# WHAT TO PRODUCE
Collect from the data below each line with "Configuration".

(Stored data)
_ _ _ _ _

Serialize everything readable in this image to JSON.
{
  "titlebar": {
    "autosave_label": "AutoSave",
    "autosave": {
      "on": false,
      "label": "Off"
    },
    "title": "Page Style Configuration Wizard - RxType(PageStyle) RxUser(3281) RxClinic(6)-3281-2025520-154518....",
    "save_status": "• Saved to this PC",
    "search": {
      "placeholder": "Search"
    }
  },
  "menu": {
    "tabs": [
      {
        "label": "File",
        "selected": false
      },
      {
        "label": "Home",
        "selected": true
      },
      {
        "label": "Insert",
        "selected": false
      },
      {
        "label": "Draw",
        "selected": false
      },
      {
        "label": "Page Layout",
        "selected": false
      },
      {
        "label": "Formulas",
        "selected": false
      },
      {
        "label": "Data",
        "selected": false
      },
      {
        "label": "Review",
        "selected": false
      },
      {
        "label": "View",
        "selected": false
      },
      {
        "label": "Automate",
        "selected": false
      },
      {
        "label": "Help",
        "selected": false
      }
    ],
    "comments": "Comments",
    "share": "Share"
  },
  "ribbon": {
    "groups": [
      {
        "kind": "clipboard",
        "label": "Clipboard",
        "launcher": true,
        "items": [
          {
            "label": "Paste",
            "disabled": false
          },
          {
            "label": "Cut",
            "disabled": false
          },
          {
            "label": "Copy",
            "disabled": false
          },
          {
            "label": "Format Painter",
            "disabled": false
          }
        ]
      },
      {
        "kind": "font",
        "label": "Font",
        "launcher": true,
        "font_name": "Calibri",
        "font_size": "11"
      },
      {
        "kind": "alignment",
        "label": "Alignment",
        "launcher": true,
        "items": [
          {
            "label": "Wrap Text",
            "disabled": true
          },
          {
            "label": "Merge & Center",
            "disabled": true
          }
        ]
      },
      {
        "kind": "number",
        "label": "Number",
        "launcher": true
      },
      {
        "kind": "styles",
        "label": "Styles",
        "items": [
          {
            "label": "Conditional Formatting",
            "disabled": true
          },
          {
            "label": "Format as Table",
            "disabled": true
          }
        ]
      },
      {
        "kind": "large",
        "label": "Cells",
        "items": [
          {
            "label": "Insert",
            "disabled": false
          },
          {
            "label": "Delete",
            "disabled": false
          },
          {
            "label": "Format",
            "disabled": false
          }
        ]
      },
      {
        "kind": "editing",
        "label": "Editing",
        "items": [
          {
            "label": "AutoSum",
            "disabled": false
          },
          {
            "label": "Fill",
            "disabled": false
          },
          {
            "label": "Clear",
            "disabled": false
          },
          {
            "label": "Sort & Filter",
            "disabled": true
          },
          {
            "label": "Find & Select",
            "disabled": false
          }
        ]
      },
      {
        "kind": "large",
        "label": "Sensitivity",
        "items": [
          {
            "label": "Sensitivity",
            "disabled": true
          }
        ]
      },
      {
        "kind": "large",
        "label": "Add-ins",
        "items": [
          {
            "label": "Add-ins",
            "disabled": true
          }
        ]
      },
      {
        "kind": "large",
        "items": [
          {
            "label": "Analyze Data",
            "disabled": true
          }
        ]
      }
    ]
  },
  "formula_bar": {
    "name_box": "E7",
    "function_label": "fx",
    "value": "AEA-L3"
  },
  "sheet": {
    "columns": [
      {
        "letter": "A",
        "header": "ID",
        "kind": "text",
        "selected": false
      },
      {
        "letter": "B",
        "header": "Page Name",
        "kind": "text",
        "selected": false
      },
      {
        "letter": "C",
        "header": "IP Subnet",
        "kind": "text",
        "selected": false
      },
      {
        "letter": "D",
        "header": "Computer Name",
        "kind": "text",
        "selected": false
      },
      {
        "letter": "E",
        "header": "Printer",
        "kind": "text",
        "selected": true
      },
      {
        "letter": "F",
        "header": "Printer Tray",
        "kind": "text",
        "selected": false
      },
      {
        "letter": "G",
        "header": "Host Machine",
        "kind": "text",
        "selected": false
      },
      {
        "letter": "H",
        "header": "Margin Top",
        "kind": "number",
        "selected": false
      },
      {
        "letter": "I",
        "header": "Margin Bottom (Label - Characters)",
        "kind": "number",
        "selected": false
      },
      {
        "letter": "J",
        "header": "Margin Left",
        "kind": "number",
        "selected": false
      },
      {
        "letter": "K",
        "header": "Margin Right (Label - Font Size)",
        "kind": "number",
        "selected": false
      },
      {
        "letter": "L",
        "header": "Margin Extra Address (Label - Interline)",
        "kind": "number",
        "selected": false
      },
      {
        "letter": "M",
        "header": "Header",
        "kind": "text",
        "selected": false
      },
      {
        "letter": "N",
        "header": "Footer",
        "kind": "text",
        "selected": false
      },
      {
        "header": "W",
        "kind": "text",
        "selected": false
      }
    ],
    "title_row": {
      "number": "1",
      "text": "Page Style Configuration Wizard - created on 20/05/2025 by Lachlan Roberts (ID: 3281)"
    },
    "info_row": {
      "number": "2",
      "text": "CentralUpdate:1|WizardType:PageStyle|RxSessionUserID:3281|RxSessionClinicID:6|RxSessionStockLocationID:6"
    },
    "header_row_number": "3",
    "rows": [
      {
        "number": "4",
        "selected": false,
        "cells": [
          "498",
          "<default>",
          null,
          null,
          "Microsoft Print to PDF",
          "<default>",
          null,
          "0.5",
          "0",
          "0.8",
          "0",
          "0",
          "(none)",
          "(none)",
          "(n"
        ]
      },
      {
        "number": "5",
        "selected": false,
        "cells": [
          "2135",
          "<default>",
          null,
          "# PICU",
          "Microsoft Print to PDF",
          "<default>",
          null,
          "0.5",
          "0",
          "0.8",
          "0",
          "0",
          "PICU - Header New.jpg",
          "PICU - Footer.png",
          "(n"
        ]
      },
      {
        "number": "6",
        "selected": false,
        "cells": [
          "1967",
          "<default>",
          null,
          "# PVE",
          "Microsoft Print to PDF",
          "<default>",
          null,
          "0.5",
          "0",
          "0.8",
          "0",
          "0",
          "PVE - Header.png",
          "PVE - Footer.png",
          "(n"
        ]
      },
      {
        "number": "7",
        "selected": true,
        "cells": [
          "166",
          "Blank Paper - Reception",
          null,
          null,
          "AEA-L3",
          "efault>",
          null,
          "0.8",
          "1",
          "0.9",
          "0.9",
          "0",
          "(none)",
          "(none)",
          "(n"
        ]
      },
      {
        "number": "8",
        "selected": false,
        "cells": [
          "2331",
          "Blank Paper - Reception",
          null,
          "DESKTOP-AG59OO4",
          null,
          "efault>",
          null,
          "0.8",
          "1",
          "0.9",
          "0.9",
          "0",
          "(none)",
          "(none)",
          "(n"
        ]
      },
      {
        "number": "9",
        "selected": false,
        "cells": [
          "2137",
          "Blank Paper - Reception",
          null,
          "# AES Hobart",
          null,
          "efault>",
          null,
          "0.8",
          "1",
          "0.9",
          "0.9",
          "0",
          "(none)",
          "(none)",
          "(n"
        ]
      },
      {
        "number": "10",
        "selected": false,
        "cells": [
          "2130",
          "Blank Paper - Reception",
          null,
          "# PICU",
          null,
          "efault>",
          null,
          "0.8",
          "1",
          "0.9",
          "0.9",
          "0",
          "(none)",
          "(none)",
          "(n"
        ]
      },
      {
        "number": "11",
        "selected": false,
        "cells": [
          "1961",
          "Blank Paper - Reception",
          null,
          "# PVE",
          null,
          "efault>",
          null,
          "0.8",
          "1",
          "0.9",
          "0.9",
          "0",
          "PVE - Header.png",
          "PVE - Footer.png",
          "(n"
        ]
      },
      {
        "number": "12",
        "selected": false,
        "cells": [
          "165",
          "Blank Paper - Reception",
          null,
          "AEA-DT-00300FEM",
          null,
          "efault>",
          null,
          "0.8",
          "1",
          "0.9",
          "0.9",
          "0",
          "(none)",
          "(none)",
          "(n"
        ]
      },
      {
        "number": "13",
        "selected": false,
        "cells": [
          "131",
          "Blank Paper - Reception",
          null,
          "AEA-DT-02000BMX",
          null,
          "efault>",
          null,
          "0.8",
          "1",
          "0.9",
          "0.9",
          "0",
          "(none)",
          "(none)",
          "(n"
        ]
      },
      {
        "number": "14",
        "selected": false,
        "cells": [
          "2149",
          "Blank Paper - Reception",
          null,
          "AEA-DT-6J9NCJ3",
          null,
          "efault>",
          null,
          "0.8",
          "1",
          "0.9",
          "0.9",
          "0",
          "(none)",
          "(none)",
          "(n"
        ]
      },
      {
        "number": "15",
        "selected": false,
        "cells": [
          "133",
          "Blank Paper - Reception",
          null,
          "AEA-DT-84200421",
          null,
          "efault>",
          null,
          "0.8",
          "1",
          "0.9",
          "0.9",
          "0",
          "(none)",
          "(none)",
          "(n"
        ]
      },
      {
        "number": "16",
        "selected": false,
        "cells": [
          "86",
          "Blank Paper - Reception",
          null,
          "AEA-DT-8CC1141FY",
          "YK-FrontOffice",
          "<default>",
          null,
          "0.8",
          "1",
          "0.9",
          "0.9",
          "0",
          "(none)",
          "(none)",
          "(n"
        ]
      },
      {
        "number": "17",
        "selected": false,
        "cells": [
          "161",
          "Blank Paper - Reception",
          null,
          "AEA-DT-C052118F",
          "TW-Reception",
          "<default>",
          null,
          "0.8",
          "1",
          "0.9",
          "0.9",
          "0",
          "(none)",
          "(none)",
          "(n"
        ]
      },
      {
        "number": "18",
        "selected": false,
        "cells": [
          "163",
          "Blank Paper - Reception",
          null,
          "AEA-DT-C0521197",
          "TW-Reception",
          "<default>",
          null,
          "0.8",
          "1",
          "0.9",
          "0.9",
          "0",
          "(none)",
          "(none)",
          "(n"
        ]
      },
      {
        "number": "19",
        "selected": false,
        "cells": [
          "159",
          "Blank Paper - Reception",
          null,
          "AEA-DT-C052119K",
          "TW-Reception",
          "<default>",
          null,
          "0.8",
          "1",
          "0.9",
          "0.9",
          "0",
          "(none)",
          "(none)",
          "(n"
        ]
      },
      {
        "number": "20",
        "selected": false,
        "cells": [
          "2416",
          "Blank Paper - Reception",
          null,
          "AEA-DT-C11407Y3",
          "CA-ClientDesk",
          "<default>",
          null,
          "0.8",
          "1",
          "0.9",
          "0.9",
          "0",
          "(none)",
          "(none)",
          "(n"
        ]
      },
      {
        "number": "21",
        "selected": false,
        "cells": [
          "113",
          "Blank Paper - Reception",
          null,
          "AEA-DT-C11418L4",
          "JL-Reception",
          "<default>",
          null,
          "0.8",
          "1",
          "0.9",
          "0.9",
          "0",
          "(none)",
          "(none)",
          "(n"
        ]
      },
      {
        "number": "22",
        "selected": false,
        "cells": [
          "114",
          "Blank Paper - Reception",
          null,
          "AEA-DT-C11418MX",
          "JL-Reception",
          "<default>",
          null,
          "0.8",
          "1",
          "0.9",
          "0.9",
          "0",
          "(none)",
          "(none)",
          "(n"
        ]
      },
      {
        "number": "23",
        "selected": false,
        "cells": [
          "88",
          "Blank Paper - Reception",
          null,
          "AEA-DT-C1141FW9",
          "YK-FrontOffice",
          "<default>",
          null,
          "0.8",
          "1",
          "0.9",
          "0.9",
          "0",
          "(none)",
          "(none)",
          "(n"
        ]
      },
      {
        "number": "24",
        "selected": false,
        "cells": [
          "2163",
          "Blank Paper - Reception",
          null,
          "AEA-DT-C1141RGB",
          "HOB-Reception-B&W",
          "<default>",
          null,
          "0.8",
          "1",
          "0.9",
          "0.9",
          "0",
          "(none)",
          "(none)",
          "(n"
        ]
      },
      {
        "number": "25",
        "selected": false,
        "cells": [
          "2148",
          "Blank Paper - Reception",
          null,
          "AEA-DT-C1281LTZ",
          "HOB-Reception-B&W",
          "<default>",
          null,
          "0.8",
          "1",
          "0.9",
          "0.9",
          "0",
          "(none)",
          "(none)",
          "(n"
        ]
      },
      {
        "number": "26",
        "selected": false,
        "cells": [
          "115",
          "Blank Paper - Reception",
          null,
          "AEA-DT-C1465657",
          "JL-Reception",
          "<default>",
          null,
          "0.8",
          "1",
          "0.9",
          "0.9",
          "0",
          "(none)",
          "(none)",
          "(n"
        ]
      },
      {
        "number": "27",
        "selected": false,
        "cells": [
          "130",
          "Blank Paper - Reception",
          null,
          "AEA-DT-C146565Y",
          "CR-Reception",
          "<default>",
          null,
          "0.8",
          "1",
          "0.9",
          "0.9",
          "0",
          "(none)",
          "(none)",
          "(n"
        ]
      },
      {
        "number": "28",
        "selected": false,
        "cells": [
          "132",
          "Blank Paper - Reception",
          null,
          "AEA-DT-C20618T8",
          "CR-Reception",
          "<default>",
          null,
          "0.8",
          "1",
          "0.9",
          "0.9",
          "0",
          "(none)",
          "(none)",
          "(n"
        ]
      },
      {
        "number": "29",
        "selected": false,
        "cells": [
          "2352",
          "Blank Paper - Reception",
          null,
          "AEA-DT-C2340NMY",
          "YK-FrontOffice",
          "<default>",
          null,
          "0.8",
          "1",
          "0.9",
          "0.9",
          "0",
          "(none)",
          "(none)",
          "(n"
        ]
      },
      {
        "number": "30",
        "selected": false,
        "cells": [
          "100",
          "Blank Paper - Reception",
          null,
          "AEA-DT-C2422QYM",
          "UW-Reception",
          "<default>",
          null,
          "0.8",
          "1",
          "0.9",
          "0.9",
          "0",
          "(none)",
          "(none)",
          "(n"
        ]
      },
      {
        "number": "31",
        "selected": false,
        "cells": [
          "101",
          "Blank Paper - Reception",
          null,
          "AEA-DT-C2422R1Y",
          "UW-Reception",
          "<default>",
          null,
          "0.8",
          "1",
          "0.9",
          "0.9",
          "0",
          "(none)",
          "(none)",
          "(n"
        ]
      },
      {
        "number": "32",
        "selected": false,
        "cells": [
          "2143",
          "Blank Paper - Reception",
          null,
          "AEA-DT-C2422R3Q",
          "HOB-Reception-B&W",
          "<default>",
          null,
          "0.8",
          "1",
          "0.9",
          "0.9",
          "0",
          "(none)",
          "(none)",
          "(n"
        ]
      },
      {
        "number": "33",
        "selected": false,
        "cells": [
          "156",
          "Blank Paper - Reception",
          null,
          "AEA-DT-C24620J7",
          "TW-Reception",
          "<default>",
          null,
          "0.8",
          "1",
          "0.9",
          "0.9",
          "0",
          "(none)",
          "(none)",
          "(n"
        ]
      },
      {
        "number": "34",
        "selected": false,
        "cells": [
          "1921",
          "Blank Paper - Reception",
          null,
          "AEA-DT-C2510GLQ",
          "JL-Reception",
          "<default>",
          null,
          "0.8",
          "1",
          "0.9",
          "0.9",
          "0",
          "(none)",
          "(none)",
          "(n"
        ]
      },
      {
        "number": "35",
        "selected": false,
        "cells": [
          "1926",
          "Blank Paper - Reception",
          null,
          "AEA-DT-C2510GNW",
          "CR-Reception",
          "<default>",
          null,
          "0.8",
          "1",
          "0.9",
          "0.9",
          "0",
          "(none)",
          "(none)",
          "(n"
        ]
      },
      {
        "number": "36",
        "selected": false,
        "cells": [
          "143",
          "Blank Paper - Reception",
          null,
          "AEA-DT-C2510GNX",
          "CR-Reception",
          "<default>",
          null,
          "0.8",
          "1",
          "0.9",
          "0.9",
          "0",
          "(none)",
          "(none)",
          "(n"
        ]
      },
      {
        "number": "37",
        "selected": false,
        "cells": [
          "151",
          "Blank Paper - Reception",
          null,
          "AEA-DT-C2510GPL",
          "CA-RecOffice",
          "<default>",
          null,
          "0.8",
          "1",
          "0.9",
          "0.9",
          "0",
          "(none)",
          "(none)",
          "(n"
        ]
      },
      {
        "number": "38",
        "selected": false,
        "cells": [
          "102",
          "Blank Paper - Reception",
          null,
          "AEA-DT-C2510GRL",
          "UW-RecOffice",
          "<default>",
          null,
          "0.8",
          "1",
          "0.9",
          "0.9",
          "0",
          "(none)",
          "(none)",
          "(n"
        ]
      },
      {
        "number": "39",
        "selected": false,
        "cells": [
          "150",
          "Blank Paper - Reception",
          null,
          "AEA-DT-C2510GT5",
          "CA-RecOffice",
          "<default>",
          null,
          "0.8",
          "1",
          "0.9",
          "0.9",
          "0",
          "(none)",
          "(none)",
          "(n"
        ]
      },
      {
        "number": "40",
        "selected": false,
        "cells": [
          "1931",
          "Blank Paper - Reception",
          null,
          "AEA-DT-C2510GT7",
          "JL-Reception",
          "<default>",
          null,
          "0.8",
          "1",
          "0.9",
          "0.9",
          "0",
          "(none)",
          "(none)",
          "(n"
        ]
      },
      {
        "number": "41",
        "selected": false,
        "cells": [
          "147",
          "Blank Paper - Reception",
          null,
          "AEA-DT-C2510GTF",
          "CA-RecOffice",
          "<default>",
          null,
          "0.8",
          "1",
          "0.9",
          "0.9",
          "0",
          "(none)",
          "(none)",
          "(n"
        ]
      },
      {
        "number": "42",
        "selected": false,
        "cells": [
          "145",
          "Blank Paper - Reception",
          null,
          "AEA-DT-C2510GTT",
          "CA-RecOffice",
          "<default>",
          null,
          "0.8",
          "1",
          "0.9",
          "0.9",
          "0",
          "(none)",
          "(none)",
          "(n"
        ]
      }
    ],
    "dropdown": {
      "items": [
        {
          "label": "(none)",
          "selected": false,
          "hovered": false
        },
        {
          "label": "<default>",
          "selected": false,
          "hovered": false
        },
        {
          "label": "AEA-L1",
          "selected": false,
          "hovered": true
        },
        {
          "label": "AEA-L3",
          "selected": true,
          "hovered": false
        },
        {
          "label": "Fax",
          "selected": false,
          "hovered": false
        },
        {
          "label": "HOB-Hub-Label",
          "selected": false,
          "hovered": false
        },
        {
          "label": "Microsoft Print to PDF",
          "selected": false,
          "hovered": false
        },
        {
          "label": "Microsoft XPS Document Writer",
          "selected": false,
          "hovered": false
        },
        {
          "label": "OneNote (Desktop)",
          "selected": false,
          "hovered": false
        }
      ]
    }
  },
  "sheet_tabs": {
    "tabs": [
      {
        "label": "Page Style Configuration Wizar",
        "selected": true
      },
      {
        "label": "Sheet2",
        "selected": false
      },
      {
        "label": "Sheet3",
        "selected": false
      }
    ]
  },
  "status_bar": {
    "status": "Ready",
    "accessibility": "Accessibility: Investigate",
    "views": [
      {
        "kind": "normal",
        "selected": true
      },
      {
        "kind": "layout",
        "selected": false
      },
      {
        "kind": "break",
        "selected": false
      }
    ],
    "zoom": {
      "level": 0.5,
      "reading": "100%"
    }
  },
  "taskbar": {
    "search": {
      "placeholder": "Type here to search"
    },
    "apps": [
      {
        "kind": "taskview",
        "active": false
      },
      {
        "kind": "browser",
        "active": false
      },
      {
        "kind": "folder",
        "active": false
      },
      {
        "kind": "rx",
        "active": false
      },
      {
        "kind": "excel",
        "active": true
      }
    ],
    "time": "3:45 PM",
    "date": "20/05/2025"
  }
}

_ _ _ _ _

# RESPONSE
    "title": "Page Style Configuration Wizard - RxType(PageStyle) RxUser(3281) RxClinic(6)-3281-2025520-154518....",
      "text": "Page Style Configuration Wizard - created on 20/05/2025 by Lachlan Roberts (ID: 3281)"
        "label": "Page Style Configuration Wizar",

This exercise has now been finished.